REQUIRED TASK —
Among these lines, how many include "ylabel"? Answer only with the number.

Figure data in JSON:
_ _ _
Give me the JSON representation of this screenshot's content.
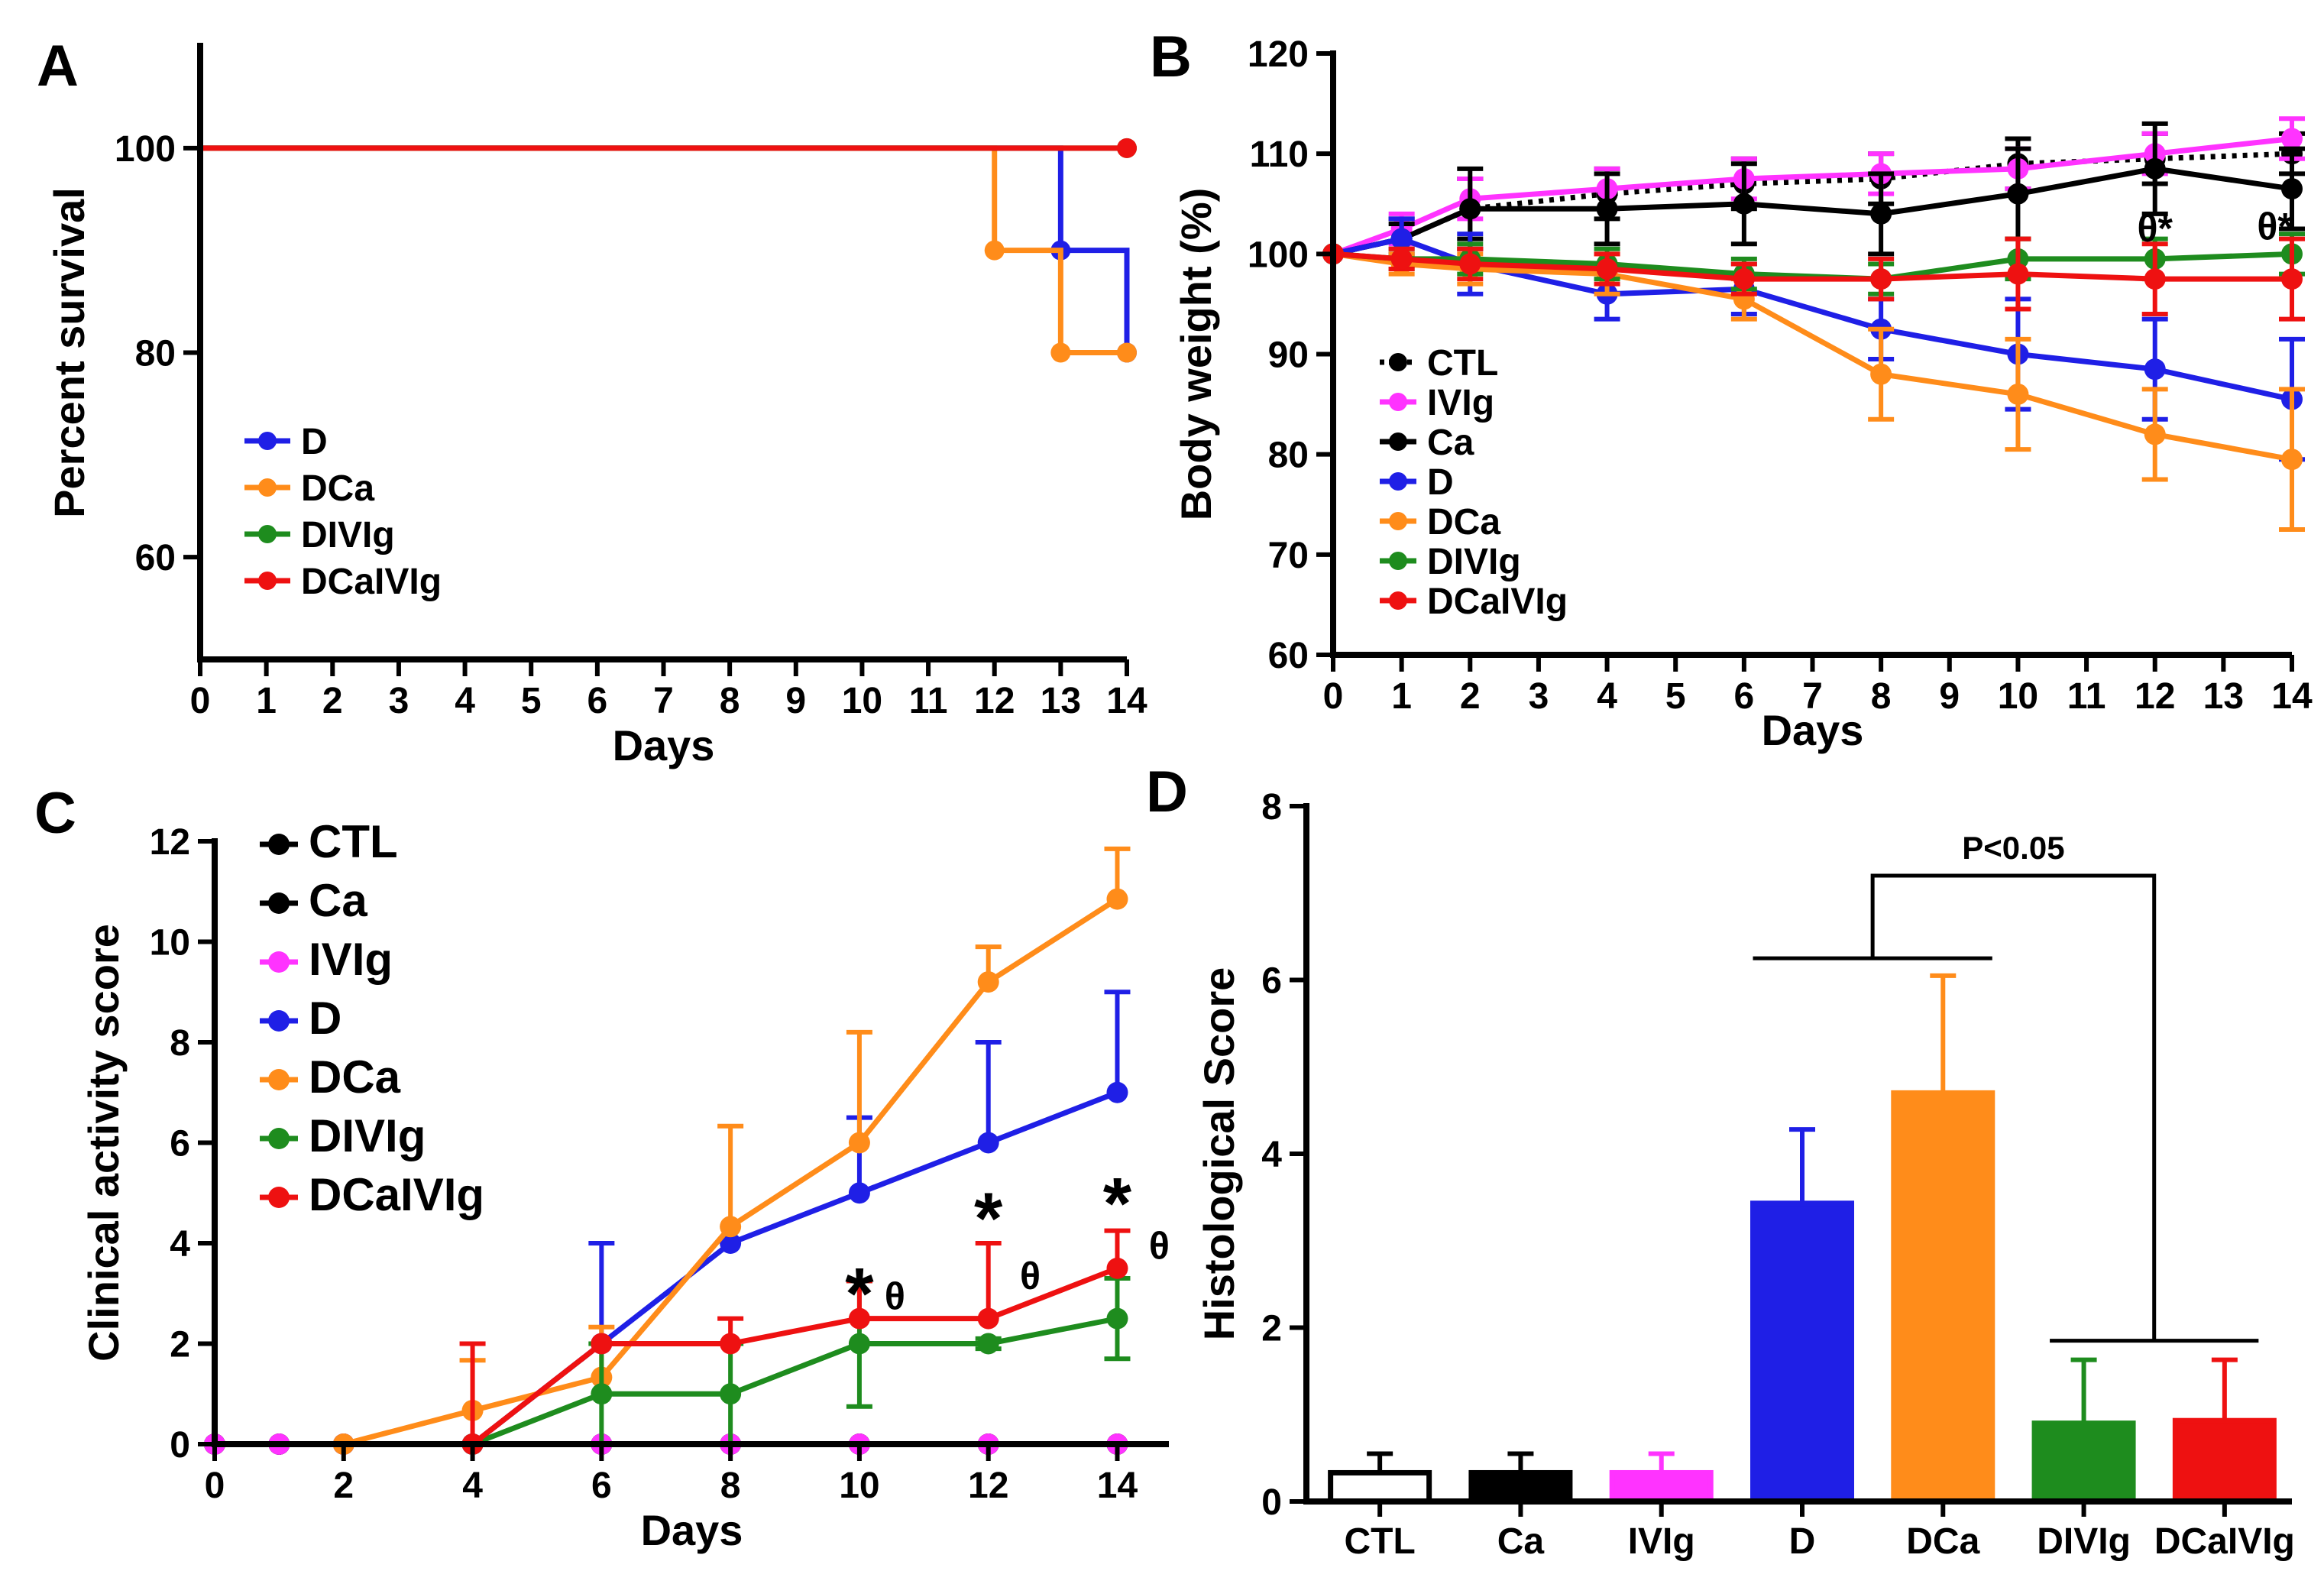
{
  "figure": {
    "panel_labels": [
      "A",
      "B",
      "C",
      "D"
    ]
  },
  "chart_data": [
    {
      "panel": "A",
      "type": "line",
      "step": true,
      "title": "",
      "xlabel": "Days",
      "ylabel": "Percent survival",
      "xlim": [
        0,
        14
      ],
      "ylim": [
        50,
        110
      ],
      "xticks": [
        "0",
        "1",
        "2",
        "3",
        "4",
        "5",
        "6",
        "7",
        "8",
        "9",
        "10",
        "11",
        "12",
        "13",
        "14"
      ],
      "yticks": [
        "60",
        "80",
        "100"
      ],
      "legend_position": "bottom-left",
      "series": [
        {
          "name": "D",
          "color": "#1f1fe6",
          "x": [
            0,
            13,
            14
          ],
          "values": [
            100,
            90,
            80
          ]
        },
        {
          "name": "DCa",
          "color": "#ff8c1a",
          "x": [
            0,
            12,
            13,
            14
          ],
          "values": [
            100,
            90,
            80,
            80
          ]
        },
        {
          "name": "DIVIg",
          "color": "#1e8c1e",
          "x": [
            0,
            14
          ],
          "values": [
            100,
            100
          ]
        },
        {
          "name": "DCaIVIg",
          "color": "#ee1111",
          "x": [
            0,
            14
          ],
          "values": [
            100,
            100
          ]
        }
      ]
    },
    {
      "panel": "B",
      "type": "line",
      "title": "",
      "xlabel": "Days",
      "ylabel": "Body weight (%)",
      "xlim": [
        0,
        14
      ],
      "ylim": [
        60,
        120
      ],
      "xticks": [
        "0",
        "1",
        "2",
        "3",
        "4",
        "5",
        "6",
        "7",
        "8",
        "9",
        "10",
        "11",
        "12",
        "13",
        "14"
      ],
      "yticks": [
        "60",
        "70",
        "80",
        "90",
        "100",
        "110",
        "120"
      ],
      "legend_position": "bottom-left",
      "annotations": [
        {
          "text": "θ*",
          "x": 12,
          "y": 102.3
        },
        {
          "text": "θ*",
          "x": 13.75,
          "y": 102.5
        }
      ],
      "series": [
        {
          "name": "CTL",
          "color": "#000000",
          "dashed": true,
          "x": [
            0,
            1,
            2,
            4,
            6,
            8,
            10,
            12,
            14
          ],
          "values": [
            100,
            101.5,
            104.5,
            106,
            107,
            107.5,
            109,
            109.5,
            110
          ],
          "err": [
            0,
            2,
            3,
            2.5,
            2.5,
            2.5,
            2.5,
            2.5,
            2
          ]
        },
        {
          "name": "IVIg",
          "color": "#ff33ff",
          "x": [
            0,
            1,
            2,
            4,
            6,
            8,
            10,
            12,
            14
          ],
          "values": [
            100,
            102.5,
            105.5,
            106.5,
            107.5,
            108,
            108.5,
            110,
            111.5
          ],
          "err": [
            0,
            1.5,
            2,
            2,
            2,
            2,
            2,
            2,
            2
          ]
        },
        {
          "name": "Ca",
          "color": "#000000",
          "x": [
            0,
            1,
            2,
            4,
            6,
            8,
            10,
            12,
            14
          ],
          "values": [
            100,
            101.5,
            104.5,
            104.5,
            105,
            104,
            106,
            108.5,
            106.5
          ],
          "err": [
            0,
            1.5,
            4,
            3.5,
            4,
            4,
            4.5,
            4.5,
            4
          ]
        },
        {
          "name": "D",
          "color": "#1f1fe6",
          "x": [
            0,
            1,
            2,
            4,
            6,
            8,
            10,
            12,
            14
          ],
          "values": [
            100,
            101.5,
            99,
            96,
            96.5,
            92.5,
            90,
            88.5,
            85.5
          ],
          "err": [
            0,
            2,
            3,
            2.5,
            2.5,
            3,
            5.5,
            5,
            6
          ]
        },
        {
          "name": "DCa",
          "color": "#ff8c1a",
          "x": [
            0,
            1,
            2,
            4,
            6,
            8,
            10,
            12,
            14
          ],
          "values": [
            100,
            99,
            98.5,
            98,
            95.5,
            88,
            86,
            82,
            79.5
          ],
          "err": [
            0,
            1,
            1.5,
            2,
            2,
            4.5,
            5.5,
            4.5,
            7
          ]
        },
        {
          "name": "DIVIg",
          "color": "#1e8c1e",
          "x": [
            0,
            1,
            2,
            4,
            6,
            8,
            10,
            12,
            14
          ],
          "values": [
            100,
            99.5,
            99.5,
            99,
            98,
            97.5,
            99.5,
            99.5,
            100
          ],
          "err": [
            0,
            1,
            1.5,
            1.5,
            1.5,
            1.5,
            2,
            2,
            2
          ]
        },
        {
          "name": "DCaIVIg",
          "color": "#ee1111",
          "x": [
            0,
            1,
            2,
            4,
            6,
            8,
            10,
            12,
            14
          ],
          "values": [
            100,
            99.5,
            99,
            98.5,
            97.5,
            97.5,
            98,
            97.5,
            97.5
          ],
          "err": [
            0,
            1,
            1.5,
            1.5,
            1.5,
            2,
            3.5,
            3.5,
            4
          ]
        }
      ]
    },
    {
      "panel": "C",
      "type": "line",
      "title": "",
      "xlabel": "Days",
      "ylabel": "Clinical activity score",
      "xlim": [
        0,
        14.8
      ],
      "ylim": [
        0,
        12
      ],
      "xticks": [
        "0",
        "2",
        "4",
        "6",
        "8",
        "10",
        "12",
        "14"
      ],
      "yticks": [
        "0",
        "2",
        "4",
        "6",
        "8",
        "10",
        "12"
      ],
      "legend_position": "top-left",
      "annotations": [
        {
          "text": "*",
          "x": 10,
          "y": 3.1,
          "size": "large"
        },
        {
          "text": "θ",
          "x": 10.55,
          "y": 2.9,
          "size": "small"
        },
        {
          "text": "*",
          "x": 12,
          "y": 4.6,
          "size": "large"
        },
        {
          "text": "θ",
          "x": 12.65,
          "y": 3.3,
          "size": "small"
        },
        {
          "text": "*",
          "x": 14,
          "y": 4.9,
          "size": "large"
        },
        {
          "text": "θ",
          "x": 14.65,
          "y": 3.9,
          "size": "small"
        }
      ],
      "series": [
        {
          "name": "CTL",
          "color": "#000000",
          "x": [
            0,
            1,
            2,
            4,
            6,
            8,
            10,
            12,
            14
          ],
          "values": [
            0,
            0,
            0,
            0,
            0,
            0,
            0,
            0,
            0
          ],
          "err": [
            0,
            0,
            0,
            0,
            0,
            0,
            0,
            0,
            0
          ]
        },
        {
          "name": "Ca",
          "color": "#000000",
          "x": [
            0,
            1,
            2,
            4,
            6,
            8,
            10,
            12,
            14
          ],
          "values": [
            0,
            0,
            0,
            0,
            0,
            0,
            0,
            0,
            0
          ],
          "err": [
            0,
            0,
            0,
            0,
            0,
            0,
            0,
            0,
            0
          ]
        },
        {
          "name": "IVIg",
          "color": "#ff33ff",
          "x": [
            0,
            1,
            2,
            4,
            6,
            8,
            10,
            12,
            14
          ],
          "values": [
            0,
            0,
            0,
            0,
            0,
            0,
            0,
            0,
            0
          ],
          "err": [
            0,
            0,
            0,
            0,
            0,
            0,
            0,
            0,
            0
          ]
        },
        {
          "name": "D",
          "color": "#1f1fe6",
          "x": [
            4,
            6,
            8,
            10,
            12,
            14
          ],
          "values": [
            0,
            2,
            4,
            5,
            6,
            7
          ],
          "err": [
            0,
            2,
            0,
            1.5,
            2,
            2
          ],
          "err_dir": "up"
        },
        {
          "name": "DCa",
          "color": "#ff8c1a",
          "x": [
            2,
            4,
            6,
            8,
            10,
            12,
            14
          ],
          "values": [
            0,
            0.67,
            1.33,
            4.33,
            6,
            9.2,
            10.85
          ],
          "err": [
            0,
            1,
            1,
            2,
            2.2,
            0.7,
            1
          ],
          "err_dir": "up"
        },
        {
          "name": "DIVIg",
          "color": "#1e8c1e",
          "x": [
            4,
            6,
            8,
            10,
            12,
            14
          ],
          "values": [
            0,
            1,
            1,
            2,
            2,
            2.5
          ],
          "err": [
            0,
            1,
            1,
            1.25,
            0.1,
            0.8
          ],
          "err_dir": "both"
        },
        {
          "name": "DCaIVIg",
          "color": "#ee1111",
          "x": [
            4,
            6,
            8,
            10,
            12,
            14
          ],
          "values": [
            0,
            2,
            2,
            2.5,
            2.5,
            3.5
          ],
          "err": [
            2,
            0,
            0.5,
            0.75,
            1.5,
            0.75
          ],
          "err_dir": "up"
        }
      ]
    },
    {
      "panel": "D",
      "type": "bar",
      "title": "",
      "xlabel": "",
      "ylabel": "Histological Score",
      "ylim": [
        0,
        8
      ],
      "yticks": [
        "0",
        "2",
        "4",
        "6",
        "8"
      ],
      "categories": [
        "CTL",
        "Ca",
        "IVIg",
        "D",
        "DCa",
        "DIVIg",
        "DCaIVIg"
      ],
      "values": [
        0.33,
        0.33,
        0.33,
        3.43,
        4.7,
        0.9,
        0.93
      ],
      "err": [
        0.22,
        0.22,
        0.22,
        0.85,
        1.35,
        0.73,
        0.7
      ],
      "fill_colors": [
        "#ffffff",
        "#000000",
        "#ff33ff",
        "#1f1fe6",
        "#ff8c1a",
        "#1e8c1e",
        "#ee1111"
      ],
      "edge_colors": [
        "#000000",
        "#000000",
        "#ff33ff",
        "#1f1fe6",
        "#ff8c1a",
        "#1e8c1e",
        "#ee1111"
      ],
      "significance": {
        "text": "P<0.05",
        "group1": [
          "D",
          "DCa"
        ],
        "group2": [
          "DIVIg",
          "DCaIVIg"
        ]
      }
    }
  ]
}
_ _ _
FINISHED EXERCISE —
4